# START OF Extracted records
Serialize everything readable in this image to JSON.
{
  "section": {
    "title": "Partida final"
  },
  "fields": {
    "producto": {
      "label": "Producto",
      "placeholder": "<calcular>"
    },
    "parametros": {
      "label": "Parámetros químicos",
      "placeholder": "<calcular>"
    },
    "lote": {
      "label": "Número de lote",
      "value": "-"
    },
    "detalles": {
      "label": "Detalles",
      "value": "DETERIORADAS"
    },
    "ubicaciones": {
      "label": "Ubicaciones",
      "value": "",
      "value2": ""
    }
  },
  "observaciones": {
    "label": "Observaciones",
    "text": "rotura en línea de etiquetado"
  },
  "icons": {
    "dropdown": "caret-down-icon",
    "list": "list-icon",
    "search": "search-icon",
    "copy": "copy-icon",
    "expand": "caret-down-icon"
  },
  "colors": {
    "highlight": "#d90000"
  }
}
# END OF Extracted records
### What the exercise asks:
All of the records must be repeated exactly.

### Answer in full:
Serialize everything readable in this image to JSON.
{
  "section": {
    "title": "Partida final"
  },
  "fields": {
    "producto": {
      "label": "Producto",
      "placeholder": "<calcular>"
    },
    "parametros": {
      "label": "Parámetros químicos",
      "placeholder": "<calcular>"
    },
    "lote": {
      "label": "Número de lote",
      "value": "-"
    },
    "detalles": {
      "label": "Detalles",
      "value": "DETERIORADAS"
    },
    "ubicaciones": {
      "label": "Ubicaciones",
      "value": "",
      "value2": ""
    }
  },
  "observaciones": {
    "label": "Observaciones",
    "text": "rotura en línea de etiquetado"
  },
  "icons": {
    "dropdown": "caret-down-icon",
    "list": "list-icon",
    "search": "search-icon",
    "copy": "copy-icon",
    "expand": "caret-down-icon"
  },
  "colors": {
    "highlight": "#d90000"
  }
}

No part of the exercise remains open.